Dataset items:
* BEGIN *

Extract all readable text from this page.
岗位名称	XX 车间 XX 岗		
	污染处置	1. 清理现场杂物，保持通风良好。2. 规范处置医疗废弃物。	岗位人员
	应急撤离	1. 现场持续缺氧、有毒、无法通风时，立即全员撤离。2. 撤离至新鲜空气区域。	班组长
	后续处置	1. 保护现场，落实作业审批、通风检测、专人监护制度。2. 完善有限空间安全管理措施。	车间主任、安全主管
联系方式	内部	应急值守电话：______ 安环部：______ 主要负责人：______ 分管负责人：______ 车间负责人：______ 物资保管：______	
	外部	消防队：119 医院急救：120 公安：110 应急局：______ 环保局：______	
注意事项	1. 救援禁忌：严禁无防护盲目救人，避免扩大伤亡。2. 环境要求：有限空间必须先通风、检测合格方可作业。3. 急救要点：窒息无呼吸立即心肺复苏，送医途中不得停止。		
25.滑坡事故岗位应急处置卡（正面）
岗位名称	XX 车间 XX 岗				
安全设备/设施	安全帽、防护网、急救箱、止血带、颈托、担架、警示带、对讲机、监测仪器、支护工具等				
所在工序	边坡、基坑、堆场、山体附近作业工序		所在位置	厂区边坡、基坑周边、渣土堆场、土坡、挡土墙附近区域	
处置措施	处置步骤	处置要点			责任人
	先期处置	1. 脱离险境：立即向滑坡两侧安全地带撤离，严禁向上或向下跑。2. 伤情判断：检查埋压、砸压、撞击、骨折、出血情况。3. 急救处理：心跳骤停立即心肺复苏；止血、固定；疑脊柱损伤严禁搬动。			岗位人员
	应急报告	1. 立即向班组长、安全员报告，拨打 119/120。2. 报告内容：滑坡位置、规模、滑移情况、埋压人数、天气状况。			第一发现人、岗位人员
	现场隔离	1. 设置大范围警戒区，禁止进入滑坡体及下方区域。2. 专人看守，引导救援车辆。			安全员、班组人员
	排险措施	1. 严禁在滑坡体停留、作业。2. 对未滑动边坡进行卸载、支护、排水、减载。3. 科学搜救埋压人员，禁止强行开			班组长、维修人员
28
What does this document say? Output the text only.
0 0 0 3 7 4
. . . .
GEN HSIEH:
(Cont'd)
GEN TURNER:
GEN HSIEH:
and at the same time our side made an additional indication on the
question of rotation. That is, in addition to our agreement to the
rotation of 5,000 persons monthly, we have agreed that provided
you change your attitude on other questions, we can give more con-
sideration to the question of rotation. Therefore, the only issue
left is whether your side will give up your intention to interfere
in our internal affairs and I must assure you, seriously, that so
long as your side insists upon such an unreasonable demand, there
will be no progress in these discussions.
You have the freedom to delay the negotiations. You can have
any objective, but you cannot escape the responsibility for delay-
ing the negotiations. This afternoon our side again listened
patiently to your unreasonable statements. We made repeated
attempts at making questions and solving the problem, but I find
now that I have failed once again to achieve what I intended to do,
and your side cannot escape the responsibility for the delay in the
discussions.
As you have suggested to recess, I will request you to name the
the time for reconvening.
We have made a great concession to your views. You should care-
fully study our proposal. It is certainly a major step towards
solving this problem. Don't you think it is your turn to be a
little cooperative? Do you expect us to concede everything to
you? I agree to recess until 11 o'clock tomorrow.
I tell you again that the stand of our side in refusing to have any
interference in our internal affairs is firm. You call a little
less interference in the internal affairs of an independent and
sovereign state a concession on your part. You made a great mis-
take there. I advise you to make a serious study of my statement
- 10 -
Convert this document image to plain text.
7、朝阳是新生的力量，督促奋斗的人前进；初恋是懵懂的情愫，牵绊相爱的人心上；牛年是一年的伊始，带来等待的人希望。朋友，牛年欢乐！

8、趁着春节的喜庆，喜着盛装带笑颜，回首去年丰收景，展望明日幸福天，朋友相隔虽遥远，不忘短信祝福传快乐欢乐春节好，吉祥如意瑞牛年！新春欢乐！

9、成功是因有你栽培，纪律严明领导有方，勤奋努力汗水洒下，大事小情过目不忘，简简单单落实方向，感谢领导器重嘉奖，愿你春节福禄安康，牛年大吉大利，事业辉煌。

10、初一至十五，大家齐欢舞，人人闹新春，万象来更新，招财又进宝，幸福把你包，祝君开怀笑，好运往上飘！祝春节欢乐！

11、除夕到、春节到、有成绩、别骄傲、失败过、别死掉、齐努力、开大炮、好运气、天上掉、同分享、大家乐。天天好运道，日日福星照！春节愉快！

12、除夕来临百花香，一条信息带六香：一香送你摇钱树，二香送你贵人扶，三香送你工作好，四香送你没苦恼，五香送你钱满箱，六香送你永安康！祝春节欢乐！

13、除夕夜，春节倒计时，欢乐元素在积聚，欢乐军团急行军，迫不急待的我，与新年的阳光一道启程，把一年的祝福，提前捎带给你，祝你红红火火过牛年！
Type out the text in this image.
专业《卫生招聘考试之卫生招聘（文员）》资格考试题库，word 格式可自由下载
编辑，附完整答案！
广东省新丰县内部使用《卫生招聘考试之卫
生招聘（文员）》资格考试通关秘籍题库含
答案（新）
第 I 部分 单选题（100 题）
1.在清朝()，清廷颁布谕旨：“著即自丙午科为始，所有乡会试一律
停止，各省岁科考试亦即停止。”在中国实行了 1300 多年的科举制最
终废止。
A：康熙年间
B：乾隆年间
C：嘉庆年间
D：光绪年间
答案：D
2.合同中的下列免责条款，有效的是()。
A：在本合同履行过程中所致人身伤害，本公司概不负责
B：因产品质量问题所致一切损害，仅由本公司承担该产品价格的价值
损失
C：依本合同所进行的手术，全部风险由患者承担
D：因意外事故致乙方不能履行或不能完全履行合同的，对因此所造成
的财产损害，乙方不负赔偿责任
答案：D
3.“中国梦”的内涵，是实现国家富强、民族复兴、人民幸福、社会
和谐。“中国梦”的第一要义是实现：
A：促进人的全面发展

* END *

• DESCRIPTION OF THE TASK: Copy every line of the listing that contains the word "negotiations".

• TASK SOLUTION:
You have the freedom to delay the negotiations. You can have
ing the negotiations. This afternoon our side again listened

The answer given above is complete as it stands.